What needs to be done
Write out the material exactly. Do not include the pictures.

Input material
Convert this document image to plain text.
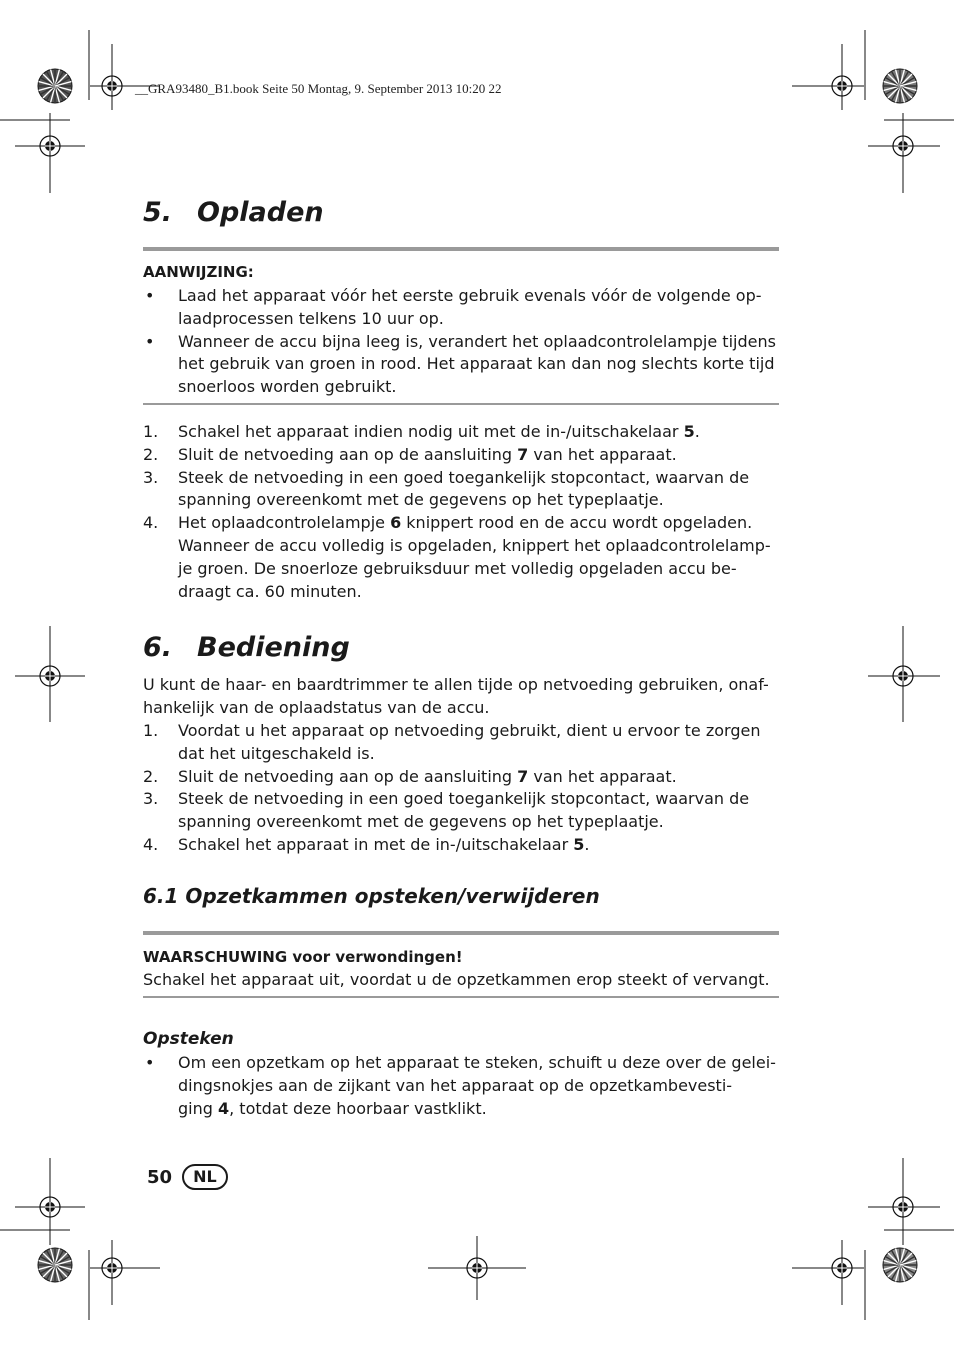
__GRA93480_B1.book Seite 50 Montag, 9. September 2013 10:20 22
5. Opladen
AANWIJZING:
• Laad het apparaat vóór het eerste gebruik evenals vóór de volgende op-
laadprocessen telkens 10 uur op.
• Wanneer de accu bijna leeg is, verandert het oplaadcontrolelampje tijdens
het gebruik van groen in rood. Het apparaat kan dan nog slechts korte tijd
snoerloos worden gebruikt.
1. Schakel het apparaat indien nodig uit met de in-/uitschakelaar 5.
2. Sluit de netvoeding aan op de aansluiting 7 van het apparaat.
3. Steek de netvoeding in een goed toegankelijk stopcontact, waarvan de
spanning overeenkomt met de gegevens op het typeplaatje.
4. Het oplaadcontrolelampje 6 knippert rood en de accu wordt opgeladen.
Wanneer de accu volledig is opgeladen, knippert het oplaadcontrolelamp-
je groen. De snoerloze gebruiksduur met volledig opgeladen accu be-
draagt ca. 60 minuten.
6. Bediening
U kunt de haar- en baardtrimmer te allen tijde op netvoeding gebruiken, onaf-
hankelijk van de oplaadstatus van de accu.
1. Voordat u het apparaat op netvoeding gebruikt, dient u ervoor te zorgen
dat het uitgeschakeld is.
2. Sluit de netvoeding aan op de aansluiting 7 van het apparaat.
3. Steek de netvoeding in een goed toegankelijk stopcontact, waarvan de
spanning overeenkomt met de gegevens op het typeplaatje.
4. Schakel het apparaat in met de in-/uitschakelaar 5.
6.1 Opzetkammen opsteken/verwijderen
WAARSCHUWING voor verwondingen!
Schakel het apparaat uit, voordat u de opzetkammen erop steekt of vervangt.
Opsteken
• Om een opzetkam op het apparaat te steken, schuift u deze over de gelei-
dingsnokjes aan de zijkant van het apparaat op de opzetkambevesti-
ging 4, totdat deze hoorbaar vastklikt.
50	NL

Solution to the exercise
Convert this document image to plain text.
__GRA93480_B1.book Seite 50 Montag, 9. September 2013 10:20 22
5. Opladen
AANWIJZING:
• Laad het apparaat vóór het eerste gebruik evenals vóór de volgende op-
laadprocessen telkens 10 uur op.
• Wanneer de accu bijna leeg is, verandert het oplaadcontrolelampje tijdens
het gebruik van groen in rood. Het apparaat kan dan nog slechts korte tijd
snoerloos worden gebruikt.
1. Schakel het apparaat indien nodig uit met de in-/uitschakelaar 5.
2. Sluit de netvoeding aan op de aansluiting 7 van het apparaat.
3. Steek de netvoeding in een goed toegankelijk stopcontact, waarvan de
spanning overeenkomt met de gegevens op het typeplaatje.
4. Het oplaadcontrolelampje 6 knippert rood en de accu wordt opgeladen.
Wanneer de accu volledig is opgeladen, knippert het oplaadcontrolelamp-
je groen. De snoerloze gebruiksduur met volledig opgeladen accu be-
draagt ca. 60 minuten.
6. Bediening
U kunt de haar- en baardtrimmer te allen tijde op netvoeding gebruiken, onaf-
hankelijk van de oplaadstatus van de accu.
1. Voordat u het apparaat op netvoeding gebruikt, dient u ervoor te zorgen
dat het uitgeschakeld is.
2. Sluit de netvoeding aan op de aansluiting 7 van het apparaat.
3. Steek de netvoeding in een goed toegankelijk stopcontact, waarvan de
spanning overeenkomt met de gegevens op het typeplaatje.
4. Schakel het apparaat in met de in-/uitschakelaar 5.
6.1 Opzetkammen opsteken/verwijderen
WAARSCHUWING voor verwondingen!
Schakel het apparaat uit, voordat u de opzetkammen erop steekt of vervangt.
Opsteken
• Om een opzetkam op het apparaat te steken, schuift u deze over de gelei-
dingsnokjes aan de zijkant van het apparaat op de opzetkambevesti-
ging 4, totdat deze hoorbaar vastklikt.
50	NL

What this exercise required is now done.